▸ **所附文章**
C/C++/C#/JAVA/單晶片 位元運算 應用

資料來源: https://blog.kuoe0.tw/posts/2012/01/26/bitwise-operation-utlization/

01.奇數/偶數 判斷

if((x & 1) == 1)
{

}
else
{

}

02.利用左移運算，即可輕易將整數 x 乘以 2^n

x << n

03.利用右移運算，即可輕易將整數 x 除以 2^n

x >> n

04.末端連續 n 個位元 1

(1 << n) - 1

05.取 2^n 的模數

x & ((1 << n) - 1)

06.最低的位元 1

x & -x

07.是否為二的冪次(2的次方)

if((x & -x) == x)
{
}
else
{
}

08.將第 n 個位元設定為 0

x & ~(1 << n)

09.整數交換(SWAP)

x^=y^=x^=y

10.消去最低位 1 位元

x & ( x - 1 )

11.將第 n 個位元設定為 1

x | ( 1 << n )

測試範例

#include <stdio.h>
#include <stdlib.h>

void pause()
{
    printf("Press Enter key to continue...");
    fgetc(stdin);
}

int sky_itoa(int value, char *str, unsigned int radix)
{
	char list[] = "0123456789ABCDEF";
	unsigned int tmp_value;
	int i, j, k;

	if (NULL == str)
	{
		return 1;
	}

	if (2 != radix && 8 != radix && 10 != radix && 16 != radix)
	{
		return 1;
	}
		i = 0;
		k = 0;
		if (radix == 10 && value < 0) {
		tmp_value = (unsigned int)(0 - value);
		str[i++] = '-';
		k = 1;
	}
	else
	{
		tmp_value = (unsigned int)value;
	}

	do
	{
		str[i++] = list[tmp_value%radix];
		tmp_value /= radix;
	} while(tmp_value);
	str[i] = '\0';

	//翻转
	char tmp;
	for (j = k; j < (i+k)/2; j++)
	{
		tmp = str[j];
		str[j] = str[i+k-j-1];
		str[i+k-j-1] = tmp;
	}
	return 0;
}

int main()
{
    int x=10;
    char str[100] ={0};
    sky_itoa(x,str,2);
    printf("%d=>%s\n",x,str);

    str[0] ='\0';
    if((x & 1) == 1)
    {
        printf("%d=>odd\n",x);
    }
    else
    {
        printf("%d=>even\n",x);
    }

    printf("%d*(2^3)=>%d\n",x,(x << 3));

    printf("%d/(2^3)=>%d\n",x,(x >> 3));

    str[0] ='\0';
    sky_itoa((1 << 10) - 1,str,2);
    printf("%s\n",str);

    printf("%d\n",( x & ((1 << 3) - 1) ) );

    printf("%d\n",(x & -x));

    if((8 & -8) == 8)
    //if((x & -x) == x)
    {
        printf("%c\n",'O');
    }
    else
    {
        printf("%c\n",'X');
    }

    printf("%d\n",(x & ~(1 << 3)));

    printf("%d\n",(x | (1 << 2)));
    pause();
    return 0;
}

▸ **任務說明**
將位元運算文章中從含有「int sky_itoa(int value, char」的字句開始、到「16 != radix)」結束的部分原樣抄寫出來。 這些項目與位元運算文章無關。

▸ **項目資料**
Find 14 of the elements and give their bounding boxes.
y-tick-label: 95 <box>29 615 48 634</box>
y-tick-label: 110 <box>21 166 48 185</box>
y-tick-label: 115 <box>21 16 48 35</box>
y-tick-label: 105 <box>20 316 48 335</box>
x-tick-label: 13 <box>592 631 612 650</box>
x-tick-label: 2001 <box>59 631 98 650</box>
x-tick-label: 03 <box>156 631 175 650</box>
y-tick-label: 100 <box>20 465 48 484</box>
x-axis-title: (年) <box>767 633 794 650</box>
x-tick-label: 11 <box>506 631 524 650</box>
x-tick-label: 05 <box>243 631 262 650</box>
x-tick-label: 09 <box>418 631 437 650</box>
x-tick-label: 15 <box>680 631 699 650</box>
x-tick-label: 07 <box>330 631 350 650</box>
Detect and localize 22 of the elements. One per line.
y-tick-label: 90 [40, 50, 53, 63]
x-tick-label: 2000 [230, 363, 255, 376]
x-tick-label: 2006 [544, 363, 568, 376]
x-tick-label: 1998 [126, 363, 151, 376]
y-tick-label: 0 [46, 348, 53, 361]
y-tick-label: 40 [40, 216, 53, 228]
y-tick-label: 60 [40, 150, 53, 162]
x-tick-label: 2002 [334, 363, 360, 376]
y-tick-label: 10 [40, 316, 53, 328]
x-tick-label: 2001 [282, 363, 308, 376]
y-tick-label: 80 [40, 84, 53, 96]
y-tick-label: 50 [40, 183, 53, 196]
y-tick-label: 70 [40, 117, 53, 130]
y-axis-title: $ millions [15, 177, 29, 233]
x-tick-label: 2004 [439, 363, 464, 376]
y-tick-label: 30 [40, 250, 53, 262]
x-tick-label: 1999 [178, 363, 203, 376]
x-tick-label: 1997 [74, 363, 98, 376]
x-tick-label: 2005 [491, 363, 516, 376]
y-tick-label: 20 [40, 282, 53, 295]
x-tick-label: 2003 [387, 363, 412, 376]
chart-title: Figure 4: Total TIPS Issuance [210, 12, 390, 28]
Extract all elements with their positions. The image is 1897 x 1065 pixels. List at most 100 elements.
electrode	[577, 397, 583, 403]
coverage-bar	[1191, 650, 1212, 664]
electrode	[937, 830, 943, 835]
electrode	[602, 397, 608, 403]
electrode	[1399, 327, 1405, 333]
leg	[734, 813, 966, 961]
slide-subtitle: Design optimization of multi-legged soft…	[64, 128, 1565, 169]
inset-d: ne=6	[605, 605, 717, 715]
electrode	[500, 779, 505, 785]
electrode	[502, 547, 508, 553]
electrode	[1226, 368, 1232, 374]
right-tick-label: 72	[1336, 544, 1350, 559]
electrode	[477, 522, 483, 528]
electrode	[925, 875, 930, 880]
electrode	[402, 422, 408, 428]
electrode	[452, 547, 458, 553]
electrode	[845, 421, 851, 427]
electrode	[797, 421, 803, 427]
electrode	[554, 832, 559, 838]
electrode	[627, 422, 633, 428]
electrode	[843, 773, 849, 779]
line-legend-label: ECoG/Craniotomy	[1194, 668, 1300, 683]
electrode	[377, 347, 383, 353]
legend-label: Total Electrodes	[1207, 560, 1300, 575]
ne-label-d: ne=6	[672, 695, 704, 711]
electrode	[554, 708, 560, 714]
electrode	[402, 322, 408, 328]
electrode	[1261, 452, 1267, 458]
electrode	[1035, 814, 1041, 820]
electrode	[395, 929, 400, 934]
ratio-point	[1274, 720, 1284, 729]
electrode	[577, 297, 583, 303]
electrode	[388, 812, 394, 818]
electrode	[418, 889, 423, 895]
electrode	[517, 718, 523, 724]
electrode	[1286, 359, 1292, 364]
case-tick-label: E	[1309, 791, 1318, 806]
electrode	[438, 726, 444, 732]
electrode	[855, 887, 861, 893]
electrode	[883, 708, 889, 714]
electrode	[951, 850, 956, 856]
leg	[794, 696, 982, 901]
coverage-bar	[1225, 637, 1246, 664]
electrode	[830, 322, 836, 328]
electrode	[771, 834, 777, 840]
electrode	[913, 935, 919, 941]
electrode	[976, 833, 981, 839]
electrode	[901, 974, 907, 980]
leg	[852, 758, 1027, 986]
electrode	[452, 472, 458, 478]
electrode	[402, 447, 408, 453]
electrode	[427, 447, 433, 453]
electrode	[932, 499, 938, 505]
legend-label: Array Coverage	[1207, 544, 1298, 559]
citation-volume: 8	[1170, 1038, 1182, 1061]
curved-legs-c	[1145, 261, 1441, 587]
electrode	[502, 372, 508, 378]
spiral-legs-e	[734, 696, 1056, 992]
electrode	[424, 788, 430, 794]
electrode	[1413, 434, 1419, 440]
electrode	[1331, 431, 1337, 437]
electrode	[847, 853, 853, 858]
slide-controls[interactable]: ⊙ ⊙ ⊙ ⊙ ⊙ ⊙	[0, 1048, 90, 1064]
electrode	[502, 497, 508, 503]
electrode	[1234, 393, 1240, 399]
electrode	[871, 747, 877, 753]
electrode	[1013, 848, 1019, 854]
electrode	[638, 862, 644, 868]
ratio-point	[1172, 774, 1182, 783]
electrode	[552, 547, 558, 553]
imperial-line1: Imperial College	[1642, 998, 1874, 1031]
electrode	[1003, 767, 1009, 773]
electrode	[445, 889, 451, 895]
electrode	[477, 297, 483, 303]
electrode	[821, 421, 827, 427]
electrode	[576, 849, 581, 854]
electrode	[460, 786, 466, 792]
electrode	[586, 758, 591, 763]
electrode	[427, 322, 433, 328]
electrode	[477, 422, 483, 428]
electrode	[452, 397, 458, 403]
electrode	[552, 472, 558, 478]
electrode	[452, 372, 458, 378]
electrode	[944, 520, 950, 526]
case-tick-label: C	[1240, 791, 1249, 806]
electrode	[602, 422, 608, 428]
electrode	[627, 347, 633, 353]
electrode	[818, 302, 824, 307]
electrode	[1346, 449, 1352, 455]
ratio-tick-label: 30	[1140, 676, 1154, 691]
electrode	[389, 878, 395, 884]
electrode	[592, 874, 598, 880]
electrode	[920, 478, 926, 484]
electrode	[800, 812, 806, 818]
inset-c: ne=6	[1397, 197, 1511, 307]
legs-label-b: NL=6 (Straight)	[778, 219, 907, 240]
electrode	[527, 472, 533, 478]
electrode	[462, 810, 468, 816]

▸ **任務輸出**
int sky_itoa(int value, char *str, unsigned int radix)
{
	char list[] = "0123456789ABCDEF";
	unsigned int tmp_value;
	int i, j, k;

	if (NULL == str)
	{
		return 1;
	}

	if (2 != radix && 8 != radix && 10 != radix && 16 != radix)